## [Given task]
Go through the listing below and list every line with "Kassa".

## begin Data lines

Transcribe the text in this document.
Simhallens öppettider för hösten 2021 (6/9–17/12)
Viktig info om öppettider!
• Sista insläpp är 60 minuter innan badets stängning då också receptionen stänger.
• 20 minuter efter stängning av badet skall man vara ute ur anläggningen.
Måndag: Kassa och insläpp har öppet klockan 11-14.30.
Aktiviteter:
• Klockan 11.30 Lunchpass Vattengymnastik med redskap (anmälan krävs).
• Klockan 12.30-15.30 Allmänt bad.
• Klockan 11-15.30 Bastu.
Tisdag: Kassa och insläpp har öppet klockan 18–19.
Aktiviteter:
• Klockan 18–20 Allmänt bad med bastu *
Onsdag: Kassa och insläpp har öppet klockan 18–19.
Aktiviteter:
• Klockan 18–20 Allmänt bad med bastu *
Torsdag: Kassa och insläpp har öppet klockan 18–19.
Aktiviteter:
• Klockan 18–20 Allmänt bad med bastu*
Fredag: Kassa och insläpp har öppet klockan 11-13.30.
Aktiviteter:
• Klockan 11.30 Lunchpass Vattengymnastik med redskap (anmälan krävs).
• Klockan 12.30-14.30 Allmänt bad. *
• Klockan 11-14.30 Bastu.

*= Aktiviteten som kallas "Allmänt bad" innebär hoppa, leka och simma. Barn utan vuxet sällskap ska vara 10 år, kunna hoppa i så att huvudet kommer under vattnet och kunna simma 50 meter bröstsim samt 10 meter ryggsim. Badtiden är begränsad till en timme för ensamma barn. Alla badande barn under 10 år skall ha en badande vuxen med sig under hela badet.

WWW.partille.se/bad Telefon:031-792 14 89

## end Data lines
## begin Data lines

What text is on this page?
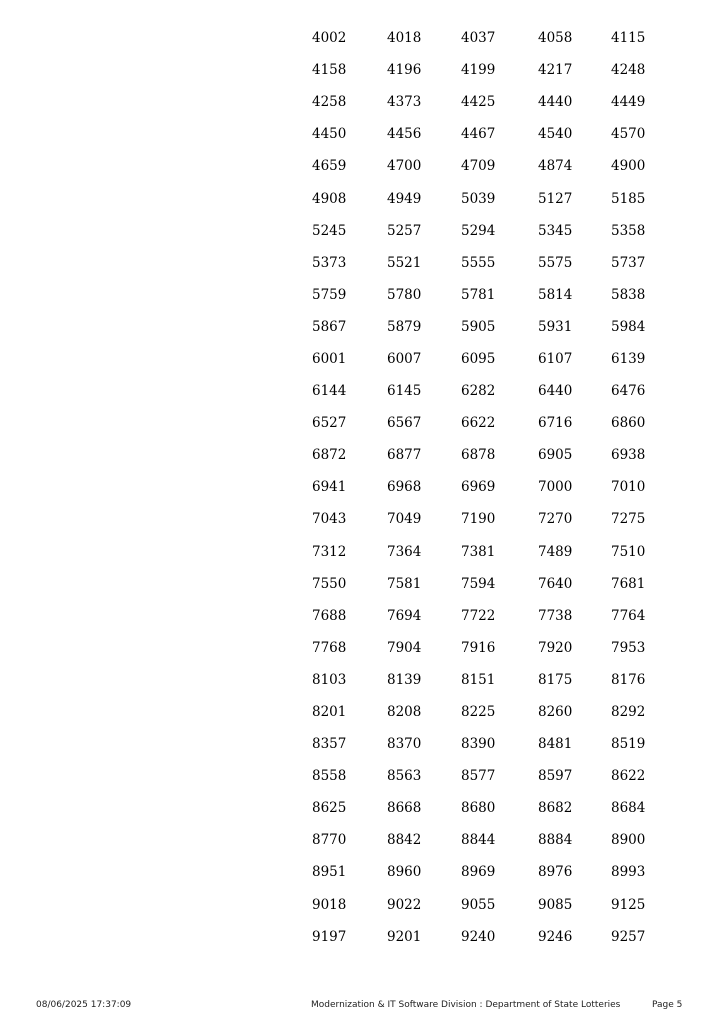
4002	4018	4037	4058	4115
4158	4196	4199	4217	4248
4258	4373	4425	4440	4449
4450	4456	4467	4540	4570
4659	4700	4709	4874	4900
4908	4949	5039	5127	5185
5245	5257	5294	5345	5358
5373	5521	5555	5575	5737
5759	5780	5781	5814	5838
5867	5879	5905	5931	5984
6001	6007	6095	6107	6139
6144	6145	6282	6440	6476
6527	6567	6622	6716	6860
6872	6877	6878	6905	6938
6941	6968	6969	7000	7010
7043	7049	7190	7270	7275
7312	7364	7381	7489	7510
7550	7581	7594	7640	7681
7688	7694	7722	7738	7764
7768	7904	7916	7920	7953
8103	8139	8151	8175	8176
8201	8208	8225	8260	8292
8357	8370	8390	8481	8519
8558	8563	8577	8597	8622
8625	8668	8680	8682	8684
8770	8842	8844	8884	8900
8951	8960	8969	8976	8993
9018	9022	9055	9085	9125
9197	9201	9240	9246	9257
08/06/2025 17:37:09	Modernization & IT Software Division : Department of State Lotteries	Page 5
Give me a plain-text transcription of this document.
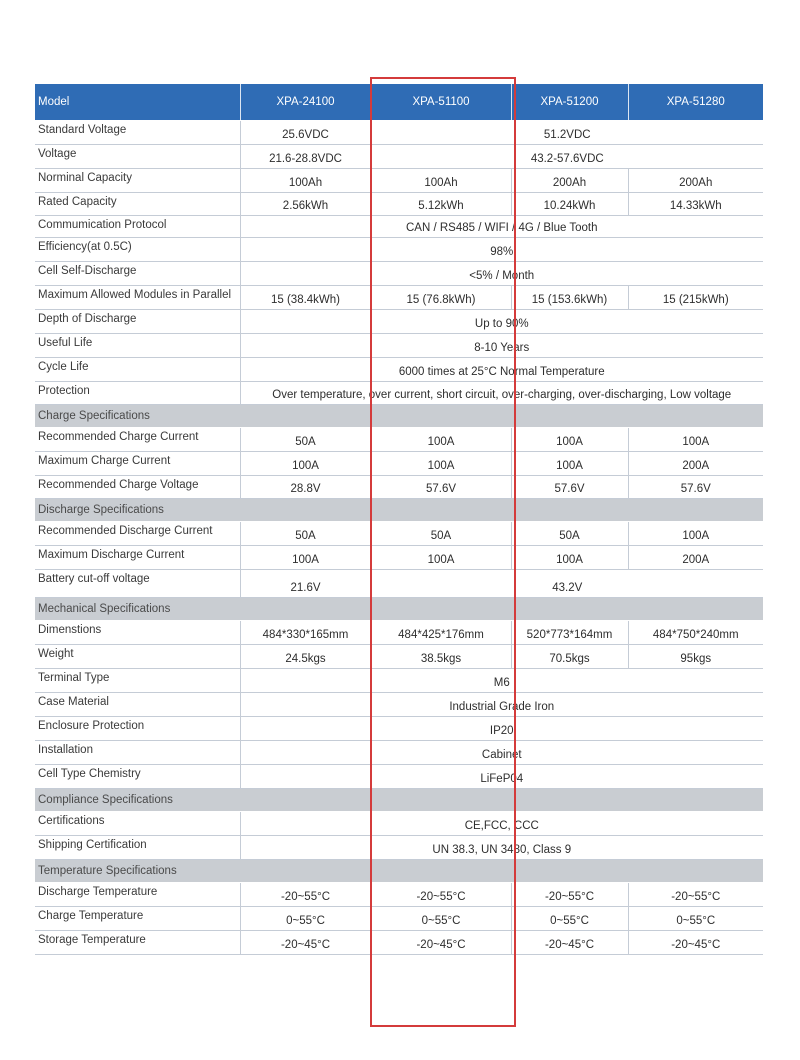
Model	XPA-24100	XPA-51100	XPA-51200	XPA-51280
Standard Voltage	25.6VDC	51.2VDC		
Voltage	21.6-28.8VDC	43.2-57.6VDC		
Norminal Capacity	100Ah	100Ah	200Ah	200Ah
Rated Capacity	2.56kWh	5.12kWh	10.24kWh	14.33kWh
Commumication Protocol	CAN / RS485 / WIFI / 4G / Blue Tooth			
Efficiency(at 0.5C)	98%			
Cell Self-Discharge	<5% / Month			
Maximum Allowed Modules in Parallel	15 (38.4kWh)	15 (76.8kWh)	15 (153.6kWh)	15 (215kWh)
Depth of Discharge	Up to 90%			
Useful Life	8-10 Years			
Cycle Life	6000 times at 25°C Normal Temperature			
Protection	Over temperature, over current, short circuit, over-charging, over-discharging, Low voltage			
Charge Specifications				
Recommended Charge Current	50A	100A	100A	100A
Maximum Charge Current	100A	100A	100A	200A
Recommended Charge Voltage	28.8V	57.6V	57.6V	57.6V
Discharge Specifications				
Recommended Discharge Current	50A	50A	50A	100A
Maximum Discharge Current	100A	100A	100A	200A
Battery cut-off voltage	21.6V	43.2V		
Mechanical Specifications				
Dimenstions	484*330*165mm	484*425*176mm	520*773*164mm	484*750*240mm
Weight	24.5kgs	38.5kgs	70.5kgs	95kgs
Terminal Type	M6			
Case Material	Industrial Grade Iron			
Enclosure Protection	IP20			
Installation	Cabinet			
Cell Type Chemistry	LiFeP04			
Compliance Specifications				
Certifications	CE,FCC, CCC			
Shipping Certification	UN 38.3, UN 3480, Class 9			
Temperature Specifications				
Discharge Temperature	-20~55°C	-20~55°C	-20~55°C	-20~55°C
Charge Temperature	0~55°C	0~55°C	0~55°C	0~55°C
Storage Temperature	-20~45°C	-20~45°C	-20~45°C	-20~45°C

## end Data lines

## [Correct response]
Måndag: Kassa och insläpp har öppet klockan 11-14.30.
Tisdag: Kassa och insläpp har öppet klockan 18–19.
Onsdag: Kassa och insläpp har öppet klockan 18–19.
Torsdag: Kassa och insläpp har öppet klockan 18–19.
Fredag: Kassa och insläpp har öppet klockan 11-13.30.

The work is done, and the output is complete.